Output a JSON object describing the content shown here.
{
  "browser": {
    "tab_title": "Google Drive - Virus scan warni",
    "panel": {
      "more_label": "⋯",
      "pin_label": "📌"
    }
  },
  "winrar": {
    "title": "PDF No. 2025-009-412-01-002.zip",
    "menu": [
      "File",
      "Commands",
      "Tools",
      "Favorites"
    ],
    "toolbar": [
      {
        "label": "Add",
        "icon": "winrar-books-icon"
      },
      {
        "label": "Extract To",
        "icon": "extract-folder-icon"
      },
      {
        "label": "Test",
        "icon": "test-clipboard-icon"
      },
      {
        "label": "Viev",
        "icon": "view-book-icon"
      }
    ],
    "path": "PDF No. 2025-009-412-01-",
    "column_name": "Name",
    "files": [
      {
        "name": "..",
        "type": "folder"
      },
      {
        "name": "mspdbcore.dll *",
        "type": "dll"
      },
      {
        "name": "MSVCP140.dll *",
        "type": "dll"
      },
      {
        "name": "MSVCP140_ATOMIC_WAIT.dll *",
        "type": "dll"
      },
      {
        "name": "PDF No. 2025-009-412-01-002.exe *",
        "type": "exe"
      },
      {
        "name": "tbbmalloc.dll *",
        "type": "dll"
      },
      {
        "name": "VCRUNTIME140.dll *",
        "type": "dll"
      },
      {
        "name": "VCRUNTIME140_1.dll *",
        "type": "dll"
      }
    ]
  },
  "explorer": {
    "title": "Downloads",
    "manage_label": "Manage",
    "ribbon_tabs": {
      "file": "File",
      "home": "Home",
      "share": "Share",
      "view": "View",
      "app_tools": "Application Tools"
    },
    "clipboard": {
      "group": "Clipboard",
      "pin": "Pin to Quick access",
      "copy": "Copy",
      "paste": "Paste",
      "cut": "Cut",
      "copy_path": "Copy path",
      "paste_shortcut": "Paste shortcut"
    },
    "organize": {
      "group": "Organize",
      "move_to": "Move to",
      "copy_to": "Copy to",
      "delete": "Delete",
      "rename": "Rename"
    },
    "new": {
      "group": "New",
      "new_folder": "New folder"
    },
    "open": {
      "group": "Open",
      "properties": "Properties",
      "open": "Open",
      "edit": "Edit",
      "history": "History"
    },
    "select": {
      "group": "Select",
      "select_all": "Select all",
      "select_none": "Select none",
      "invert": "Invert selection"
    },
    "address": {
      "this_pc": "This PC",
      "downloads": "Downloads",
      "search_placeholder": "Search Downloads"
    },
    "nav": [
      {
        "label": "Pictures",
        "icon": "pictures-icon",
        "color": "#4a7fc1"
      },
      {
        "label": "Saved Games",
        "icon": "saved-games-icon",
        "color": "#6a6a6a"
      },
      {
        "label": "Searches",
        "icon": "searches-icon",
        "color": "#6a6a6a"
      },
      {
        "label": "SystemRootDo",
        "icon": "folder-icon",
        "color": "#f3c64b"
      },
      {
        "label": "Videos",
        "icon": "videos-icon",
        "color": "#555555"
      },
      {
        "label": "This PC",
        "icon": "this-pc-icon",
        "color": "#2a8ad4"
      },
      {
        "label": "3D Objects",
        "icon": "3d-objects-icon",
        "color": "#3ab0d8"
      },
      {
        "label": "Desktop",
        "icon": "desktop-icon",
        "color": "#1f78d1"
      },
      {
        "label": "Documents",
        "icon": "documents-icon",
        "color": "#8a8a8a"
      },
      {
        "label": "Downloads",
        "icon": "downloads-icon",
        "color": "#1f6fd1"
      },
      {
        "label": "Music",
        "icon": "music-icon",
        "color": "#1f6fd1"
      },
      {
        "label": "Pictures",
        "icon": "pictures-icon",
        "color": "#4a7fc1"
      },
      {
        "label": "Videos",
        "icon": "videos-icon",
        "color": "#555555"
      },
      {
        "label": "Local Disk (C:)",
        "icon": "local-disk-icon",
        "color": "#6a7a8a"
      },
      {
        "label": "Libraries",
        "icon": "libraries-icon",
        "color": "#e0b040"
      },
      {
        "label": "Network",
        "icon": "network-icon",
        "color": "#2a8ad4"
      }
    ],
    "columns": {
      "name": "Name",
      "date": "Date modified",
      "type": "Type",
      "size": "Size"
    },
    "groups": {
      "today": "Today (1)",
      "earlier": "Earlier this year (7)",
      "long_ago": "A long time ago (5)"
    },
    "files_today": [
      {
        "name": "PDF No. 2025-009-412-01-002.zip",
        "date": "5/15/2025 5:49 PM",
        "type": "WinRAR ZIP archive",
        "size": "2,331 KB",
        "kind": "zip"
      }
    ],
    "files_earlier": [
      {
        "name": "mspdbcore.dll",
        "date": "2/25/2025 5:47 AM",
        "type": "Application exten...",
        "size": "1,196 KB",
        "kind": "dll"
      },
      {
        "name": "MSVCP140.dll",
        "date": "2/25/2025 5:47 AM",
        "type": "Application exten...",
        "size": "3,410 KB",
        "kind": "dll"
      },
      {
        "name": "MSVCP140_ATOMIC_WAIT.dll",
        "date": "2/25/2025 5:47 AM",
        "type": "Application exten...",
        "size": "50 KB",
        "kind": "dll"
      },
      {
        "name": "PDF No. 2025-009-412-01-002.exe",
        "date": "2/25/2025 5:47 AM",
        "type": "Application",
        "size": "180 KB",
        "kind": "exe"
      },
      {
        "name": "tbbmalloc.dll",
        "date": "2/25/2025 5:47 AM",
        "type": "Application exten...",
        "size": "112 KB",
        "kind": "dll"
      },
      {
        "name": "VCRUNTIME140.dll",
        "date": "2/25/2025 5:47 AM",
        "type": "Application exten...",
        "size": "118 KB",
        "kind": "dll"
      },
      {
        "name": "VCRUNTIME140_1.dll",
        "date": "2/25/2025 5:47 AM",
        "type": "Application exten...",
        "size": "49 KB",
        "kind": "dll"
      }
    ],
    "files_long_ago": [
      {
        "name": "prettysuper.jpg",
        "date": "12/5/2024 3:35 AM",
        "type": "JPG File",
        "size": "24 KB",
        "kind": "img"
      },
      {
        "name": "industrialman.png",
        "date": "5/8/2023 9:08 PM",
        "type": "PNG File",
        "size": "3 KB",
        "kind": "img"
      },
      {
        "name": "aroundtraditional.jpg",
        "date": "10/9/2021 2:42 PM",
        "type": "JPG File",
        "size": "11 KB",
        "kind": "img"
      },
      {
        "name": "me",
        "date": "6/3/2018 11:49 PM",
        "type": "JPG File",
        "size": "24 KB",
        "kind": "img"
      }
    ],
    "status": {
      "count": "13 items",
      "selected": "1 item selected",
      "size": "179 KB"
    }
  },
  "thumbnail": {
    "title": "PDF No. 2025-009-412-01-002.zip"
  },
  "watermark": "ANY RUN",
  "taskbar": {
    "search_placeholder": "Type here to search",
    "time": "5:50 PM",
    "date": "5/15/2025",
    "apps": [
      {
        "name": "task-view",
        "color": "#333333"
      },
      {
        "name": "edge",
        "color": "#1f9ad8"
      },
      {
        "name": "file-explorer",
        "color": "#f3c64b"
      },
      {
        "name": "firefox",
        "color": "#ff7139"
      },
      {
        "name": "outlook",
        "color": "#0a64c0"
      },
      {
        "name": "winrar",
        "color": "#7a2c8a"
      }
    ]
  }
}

* * *

(Task to complete) Exact repetition of every record is required.

(Answer box)
Output a JSON object describing the content shown here.
{
  "browser": {
    "tab_title": "Google Drive - Virus scan warni",
    "panel": {
      "more_label": "⋯",
      "pin_label": "📌"
    }
  },
  "winrar": {
    "title": "PDF No. 2025-009-412-01-002.zip",
    "menu": [
      "File",
      "Commands",
      "Tools",
      "Favorites"
    ],
    "toolbar": [
      {
        "label": "Add",
        "icon": "winrar-books-icon"
      },
      {
        "label": "Extract To",
        "icon": "extract-folder-icon"
      },
      {
        "label": "Test",
        "icon": "test-clipboard-icon"
      },
      {
        "label": "Viev",
        "icon": "view-book-icon"
      }
    ],
    "path": "PDF No. 2025-009-412-01-",
    "column_name": "Name",
    "files": [
      {
        "name": "..",
        "type": "folder"
      },
      {
        "name": "mspdbcore.dll *",
        "type": "dll"
      },
      {
        "name": "MSVCP140.dll *",
        "type": "dll"
      },
      {
        "name": "MSVCP140_ATOMIC_WAIT.dll *",
        "type": "dll"
      },
      {
        "name": "PDF No. 2025-009-412-01-002.exe *",
        "type": "exe"
      },
      {
        "name": "tbbmalloc.dll *",
        "type": "dll"
      },
      {
        "name": "VCRUNTIME140.dll *",
        "type": "dll"
      },
      {
        "name": "VCRUNTIME140_1.dll *",
        "type": "dll"
      }
    ]
  },
  "explorer": {
    "title": "Downloads",
    "manage_label": "Manage",
    "ribbon_tabs": {
      "file": "File",
      "home": "Home",
      "share": "Share",
      "view": "View",
      "app_tools": "Application Tools"
    },
    "clipboard": {
      "group": "Clipboard",
      "pin": "Pin to Quick access",
      "copy": "Copy",
      "paste": "Paste",
      "cut": "Cut",
      "copy_path": "Copy path",
      "paste_shortcut": "Paste shortcut"
    },
    "organize": {
      "group": "Organize",
      "move_to": "Move to",
      "copy_to": "Copy to",
      "delete": "Delete",
      "rename": "Rename"
    },
    "new": {
      "group": "New",
      "new_folder": "New folder"
    },
    "open": {
      "group": "Open",
      "properties": "Properties",
      "open": "Open",
      "edit": "Edit",
      "history": "History"
    },
    "select": {
      "group": "Select",
      "select_all": "Select all",
      "select_none": "Select none",
      "invert": "Invert selection"
    },
    "address": {
      "this_pc": "This PC",
      "downloads": "Downloads",
      "search_placeholder": "Search Downloads"
    },
    "nav": [
      {
        "label": "Pictures",
        "icon": "pictures-icon",
        "color": "#4a7fc1"
      },
      {
        "label": "Saved Games",
        "icon": "saved-games-icon",
        "color": "#6a6a6a"
      },
      {
        "label": "Searches",
        "icon": "searches-icon",
        "color": "#6a6a6a"
      },
      {
        "label": "SystemRootDo",
        "icon": "folder-icon",
        "color": "#f3c64b"
      },
      {
        "label": "Videos",
        "icon": "videos-icon",
        "color": "#555555"
      },
      {
        "label": "This PC",
        "icon": "this-pc-icon",
        "color": "#2a8ad4"
      },
      {
        "label": "3D Objects",
        "icon": "3d-objects-icon",
        "color": "#3ab0d8"
      },
      {
        "label": "Desktop",
        "icon": "desktop-icon",
        "color": "#1f78d1"
      },
      {
        "label": "Documents",
        "icon": "documents-icon",
        "color": "#8a8a8a"
      },
      {
        "label": "Downloads",
        "icon": "downloads-icon",
        "color": "#1f6fd1"
      },
      {
        "label": "Music",
        "icon": "music-icon",
        "color": "#1f6fd1"
      },
      {
        "label": "Pictures",
        "icon": "pictures-icon",
        "color": "#4a7fc1"
      },
      {
        "label": "Videos",
        "icon": "videos-icon",
        "color": "#555555"
      },
      {
        "label": "Local Disk (C:)",
        "icon": "local-disk-icon",
        "color": "#6a7a8a"
      },
      {
        "label": "Libraries",
        "icon": "libraries-icon",
        "color": "#e0b040"
      },
      {
        "label": "Network",
        "icon": "network-icon",
        "color": "#2a8ad4"
      }
    ],
    "columns": {
      "name": "Name",
      "date": "Date modified",
      "type": "Type",
      "size": "Size"
    },
    "groups": {
      "today": "Today (1)",
      "earlier": "Earlier this year (7)",
      "long_ago": "A long time ago (5)"
    },
    "files_today": [
      {
        "name": "PDF No. 2025-009-412-01-002.zip",
        "date": "5/15/2025 5:49 PM",
        "type": "WinRAR ZIP archive",
        "size": "2,331 KB",
        "kind": "zip"
      }
    ],
    "files_earlier": [
      {
        "name": "mspdbcore.dll",
        "date": "2/25/2025 5:47 AM",
        "type": "Application exten...",
        "size": "1,196 KB",
        "kind": "dll"
      },
      {
        "name": "MSVCP140.dll",
        "date": "2/25/2025 5:47 AM",
        "type": "Application exten...",
        "size": "3,410 KB",
        "kind": "dll"
      },
      {
        "name": "MSVCP140_ATOMIC_WAIT.dll",
        "date": "2/25/2025 5:47 AM",
        "type": "Application exten...",
        "size": "50 KB",
        "kind": "dll"
      },
      {
        "name": "PDF No. 2025-009-412-01-002.exe",
        "date": "2/25/2025 5:47 AM",
        "type": "Application",
        "size": "180 KB",
        "kind": "exe"
      },
      {
        "name": "tbbmalloc.dll",
        "date": "2/25/2025 5:47 AM",
        "type": "Application exten...",
        "size": "112 KB",
        "kind": "dll"
      },
      {
        "name": "VCRUNTIME140.dll",
        "date": "2/25/2025 5:47 AM",
        "type": "Application exten...",
        "size": "118 KB",
        "kind": "dll"
      },
      {
        "name": "VCRUNTIME140_1.dll",
        "date": "2/25/2025 5:47 AM",
        "type": "Application exten...",
        "size": "49 KB",
        "kind": "dll"
      }
    ],
    "files_long_ago": [
      {
        "name": "prettysuper.jpg",
        "date": "12/5/2024 3:35 AM",
        "type": "JPG File",
        "size": "24 KB",
        "kind": "img"
      },
      {
        "name": "industrialman.png",
        "date": "5/8/2023 9:08 PM",
        "type": "PNG File",
        "size": "3 KB",
        "kind": "img"
      },
      {
        "name": "aroundtraditional.jpg",
        "date": "10/9/2021 2:42 PM",
        "type": "JPG File",
        "size": "11 KB",
        "kind": "img"
      },
      {
        "name": "me",
        "date": "6/3/2018 11:49 PM",
        "type": "JPG File",
        "size": "24 KB",
        "kind": "img"
      }
    ],
    "status": {
      "count": "13 items",
      "selected": "1 item selected",
      "size": "179 KB"
    }
  },
  "thumbnail": {
    "title": "PDF No. 2025-009-412-01-002.zip"
  },
  "watermark": "ANY RUN",
  "taskbar": {
    "search_placeholder": "Type here to search",
    "time": "5:50 PM",
    "date": "5/15/2025",
    "apps": [
      {
        "name": "task-view",
        "color": "#333333"
      },
      {
        "name": "edge",
        "color": "#1f9ad8"
      },
      {
        "name": "file-explorer",
        "color": "#f3c64b"
      },
      {
        "name": "firefox",
        "color": "#ff7139"
      },
      {
        "name": "outlook",
        "color": "#0a64c0"
      },
      {
        "name": "winrar",
        "color": "#7a2c8a"
      }
    ]
  }
}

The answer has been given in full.